◆ **AIM**
Without including any pictures, write out all the entries exactly.

Stored data
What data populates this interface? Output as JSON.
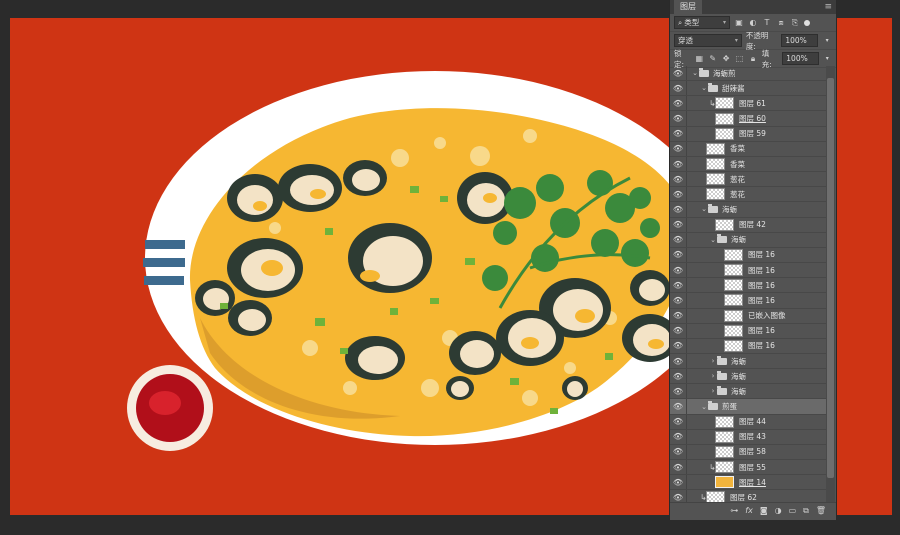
{
  "panel": {
    "tab_label": "图层",
    "filter_label": "类型",
    "blend_mode": "穿透",
    "opacity_label": "不透明度:",
    "opacity_value": "100%",
    "lock_label": "锁定:",
    "fill_label": "填充:",
    "fill_value": "100%"
  },
  "layers": [
    {
      "name": "海蛎煎",
      "type": "group",
      "indent": 0,
      "expanded": true,
      "clip": false,
      "thumb": "none",
      "selected": false,
      "underline": false
    },
    {
      "name": "甜辣酱",
      "type": "group",
      "indent": 1,
      "expanded": true,
      "clip": false,
      "thumb": "none",
      "selected": false,
      "underline": false
    },
    {
      "name": "图层 61",
      "type": "layer",
      "indent": 2,
      "clip": true,
      "thumb": "transparent",
      "selected": false,
      "underline": false
    },
    {
      "name": "图层 60",
      "type": "layer",
      "indent": 2,
      "clip": false,
      "thumb": "transparent",
      "selected": false,
      "underline": true
    },
    {
      "name": "图层 59",
      "type": "layer",
      "indent": 2,
      "clip": false,
      "thumb": "transparent",
      "selected": false,
      "underline": false
    },
    {
      "name": "香菜",
      "type": "layer",
      "indent": 1,
      "clip": false,
      "thumb": "transparent",
      "selected": false,
      "underline": false
    },
    {
      "name": "香菜",
      "type": "layer",
      "indent": 1,
      "clip": false,
      "thumb": "transparent",
      "selected": false,
      "underline": false
    },
    {
      "name": "葱花",
      "type": "layer",
      "indent": 1,
      "clip": false,
      "thumb": "transparent",
      "selected": false,
      "underline": false
    },
    {
      "name": "葱花",
      "type": "layer",
      "indent": 1,
      "clip": false,
      "thumb": "transparent",
      "selected": false,
      "underline": false
    },
    {
      "name": "海蛎",
      "type": "group",
      "indent": 1,
      "expanded": true,
      "clip": false,
      "thumb": "none",
      "selected": false,
      "underline": false
    },
    {
      "name": "图层 42",
      "type": "layer",
      "indent": 2,
      "clip": false,
      "thumb": "transparent",
      "selected": false,
      "underline": false
    },
    {
      "name": "海蛎",
      "type": "group",
      "indent": 2,
      "expanded": true,
      "clip": false,
      "thumb": "none",
      "selected": false,
      "underline": false
    },
    {
      "name": "图层 16",
      "type": "layer",
      "indent": 3,
      "clip": false,
      "thumb": "transparent",
      "selected": false,
      "underline": false
    },
    {
      "name": "图层 16",
      "type": "layer",
      "indent": 3,
      "clip": false,
      "thumb": "transparent",
      "selected": false,
      "underline": false
    },
    {
      "name": "图层 16",
      "type": "layer",
      "indent": 3,
      "clip": false,
      "thumb": "transparent",
      "selected": false,
      "underline": false
    },
    {
      "name": "图层 16",
      "type": "layer",
      "indent": 3,
      "clip": false,
      "thumb": "transparent",
      "selected": false,
      "underline": false
    },
    {
      "name": "已嵌入图像",
      "type": "layer",
      "indent": 3,
      "clip": false,
      "thumb": "transparent",
      "selected": false,
      "underline": false
    },
    {
      "name": "图层 16",
      "type": "layer",
      "indent": 3,
      "clip": false,
      "thumb": "transparent",
      "selected": false,
      "underline": false
    },
    {
      "name": "图层 16",
      "type": "layer",
      "indent": 3,
      "clip": false,
      "thumb": "transparent",
      "selected": false,
      "underline": false
    },
    {
      "name": "海蛎",
      "type": "group",
      "indent": 2,
      "expanded": false,
      "clip": false,
      "thumb": "none",
      "selected": false,
      "underline": false
    },
    {
      "name": "海蛎",
      "type": "group",
      "indent": 2,
      "expanded": false,
      "clip": false,
      "thumb": "none",
      "selected": false,
      "underline": false
    },
    {
      "name": "海蛎",
      "type": "group",
      "indent": 2,
      "expanded": false,
      "clip": false,
      "thumb": "none",
      "selected": false,
      "underline": false
    },
    {
      "name": "煎蛋",
      "type": "group",
      "indent": 1,
      "expanded": true,
      "clip": false,
      "thumb": "none",
      "selected": true,
      "underline": false
    },
    {
      "name": "图层 44",
      "type": "layer",
      "indent": 2,
      "clip": false,
      "thumb": "transparent",
      "selected": false,
      "underline": false
    },
    {
      "name": "图层 43",
      "type": "layer",
      "indent": 2,
      "clip": false,
      "thumb": "transparent",
      "selected": false,
      "underline": false
    },
    {
      "name": "图层 58",
      "type": "layer",
      "indent": 2,
      "clip": false,
      "thumb": "transparent",
      "selected": false,
      "underline": false
    },
    {
      "name": "图层 55",
      "type": "layer",
      "indent": 2,
      "clip": true,
      "thumb": "transparent",
      "selected": false,
      "underline": false
    },
    {
      "name": "图层 14",
      "type": "layer",
      "indent": 2,
      "clip": false,
      "thumb": "orange",
      "selected": false,
      "underline": true
    },
    {
      "name": "图层 62",
      "type": "layer",
      "indent": 1,
      "clip": true,
      "thumb": "transparent",
      "selected": false,
      "underline": false
    }
  ],
  "footer_icons": [
    "link-icon",
    "fx-icon",
    "mask-icon",
    "adjustment-icon",
    "folder-icon",
    "new-layer-icon",
    "trash-icon"
  ],
  "colors": {
    "background": "#cf3414",
    "plate": "#ffffff",
    "plate_stripe": "#3d6a8e",
    "egg": "#f6b732",
    "oyster_shell": "#2d3b33",
    "oyster_flesh": "#f3e3c6",
    "cilantro": "#3b8a3c",
    "sauce": "#b10f1a"
  }
}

◆ **ANSWER FOR THIS EXERCISE**
What data populates this interface? Output as JSON.
{
  "panel": {
    "tab_label": "图层",
    "filter_label": "类型",
    "blend_mode": "穿透",
    "opacity_label": "不透明度:",
    "opacity_value": "100%",
    "lock_label": "锁定:",
    "fill_label": "填充:",
    "fill_value": "100%"
  },
  "layers": [
    {
      "name": "海蛎煎",
      "type": "group",
      "indent": 0,
      "expanded": true,
      "clip": false,
      "thumb": "none",
      "selected": false,
      "underline": false
    },
    {
      "name": "甜辣酱",
      "type": "group",
      "indent": 1,
      "expanded": true,
      "clip": false,
      "thumb": "none",
      "selected": false,
      "underline": false
    },
    {
      "name": "图层 61",
      "type": "layer",
      "indent": 2,
      "clip": true,
      "thumb": "transparent",
      "selected": false,
      "underline": false
    },
    {
      "name": "图层 60",
      "type": "layer",
      "indent": 2,
      "clip": false,
      "thumb": "transparent",
      "selected": false,
      "underline": true
    },
    {
      "name": "图层 59",
      "type": "layer",
      "indent": 2,
      "clip": false,
      "thumb": "transparent",
      "selected": false,
      "underline": false
    },
    {
      "name": "香菜",
      "type": "layer",
      "indent": 1,
      "clip": false,
      "thumb": "transparent",
      "selected": false,
      "underline": false
    },
    {
      "name": "香菜",
      "type": "layer",
      "indent": 1,
      "clip": false,
      "thumb": "transparent",
      "selected": false,
      "underline": false
    },
    {
      "name": "葱花",
      "type": "layer",
      "indent": 1,
      "clip": false,
      "thumb": "transparent",
      "selected": false,
      "underline": false
    },
    {
      "name": "葱花",
      "type": "layer",
      "indent": 1,
      "clip": false,
      "thumb": "transparent",
      "selected": false,
      "underline": false
    },
    {
      "name": "海蛎",
      "type": "group",
      "indent": 1,
      "expanded": true,
      "clip": false,
      "thumb": "none",
      "selected": false,
      "underline": false
    },
    {
      "name": "图层 42",
      "type": "layer",
      "indent": 2,
      "clip": false,
      "thumb": "transparent",
      "selected": false,
      "underline": false
    },
    {
      "name": "海蛎",
      "type": "group",
      "indent": 2,
      "expanded": true,
      "clip": false,
      "thumb": "none",
      "selected": false,
      "underline": false
    },
    {
      "name": "图层 16",
      "type": "layer",
      "indent": 3,
      "clip": false,
      "thumb": "transparent",
      "selected": false,
      "underline": false
    },
    {
      "name": "图层 16",
      "type": "layer",
      "indent": 3,
      "clip": false,
      "thumb": "transparent",
      "selected": false,
      "underline": false
    },
    {
      "name": "图层 16",
      "type": "layer",
      "indent": 3,
      "clip": false,
      "thumb": "transparent",
      "selected": false,
      "underline": false
    },
    {
      "name": "图层 16",
      "type": "layer",
      "indent": 3,
      "clip": false,
      "thumb": "transparent",
      "selected": false,
      "underline": false
    },
    {
      "name": "已嵌入图像",
      "type": "layer",
      "indent": 3,
      "clip": false,
      "thumb": "transparent",
      "selected": false,
      "underline": false
    },
    {
      "name": "图层 16",
      "type": "layer",
      "indent": 3,
      "clip": false,
      "thumb": "transparent",
      "selected": false,
      "underline": false
    },
    {
      "name": "图层 16",
      "type": "layer",
      "indent": 3,
      "clip": false,
      "thumb": "transparent",
      "selected": false,
      "underline": false
    },
    {
      "name": "海蛎",
      "type": "group",
      "indent": 2,
      "expanded": false,
      "clip": false,
      "thumb": "none",
      "selected": false,
      "underline": false
    },
    {
      "name": "海蛎",
      "type": "group",
      "indent": 2,
      "expanded": false,
      "clip": false,
      "thumb": "none",
      "selected": false,
      "underline": false
    },
    {
      "name": "海蛎",
      "type": "group",
      "indent": 2,
      "expanded": false,
      "clip": false,
      "thumb": "none",
      "selected": false,
      "underline": false
    },
    {
      "name": "煎蛋",
      "type": "group",
      "indent": 1,
      "expanded": true,
      "clip": false,
      "thumb": "none",
      "selected": true,
      "underline": false
    },
    {
      "name": "图层 44",
      "type": "layer",
      "indent": 2,
      "clip": false,
      "thumb": "transparent",
      "selected": false,
      "underline": false
    },
    {
      "name": "图层 43",
      "type": "layer",
      "indent": 2,
      "clip": false,
      "thumb": "transparent",
      "selected": false,
      "underline": false
    },
    {
      "name": "图层 58",
      "type": "layer",
      "indent": 2,
      "clip": false,
      "thumb": "transparent",
      "selected": false,
      "underline": false
    },
    {
      "name": "图层 55",
      "type": "layer",
      "indent": 2,
      "clip": true,
      "thumb": "transparent",
      "selected": false,
      "underline": false
    },
    {
      "name": "图层 14",
      "type": "layer",
      "indent": 2,
      "clip": false,
      "thumb": "orange",
      "selected": false,
      "underline": true
    },
    {
      "name": "图层 62",
      "type": "layer",
      "indent": 1,
      "clip": true,
      "thumb": "transparent",
      "selected": false,
      "underline": false
    }
  ],
  "footer_icons": [
    "link-icon",
    "fx-icon",
    "mask-icon",
    "adjustment-icon",
    "folder-icon",
    "new-layer-icon",
    "trash-icon"
  ],
  "colors": {
    "background": "#cf3414",
    "plate": "#ffffff",
    "plate_stripe": "#3d6a8e",
    "egg": "#f6b732",
    "oyster_shell": "#2d3b33",
    "oyster_flesh": "#f3e3c6",
    "cilantro": "#3b8a3c",
    "sauce": "#b10f1a"
  }
}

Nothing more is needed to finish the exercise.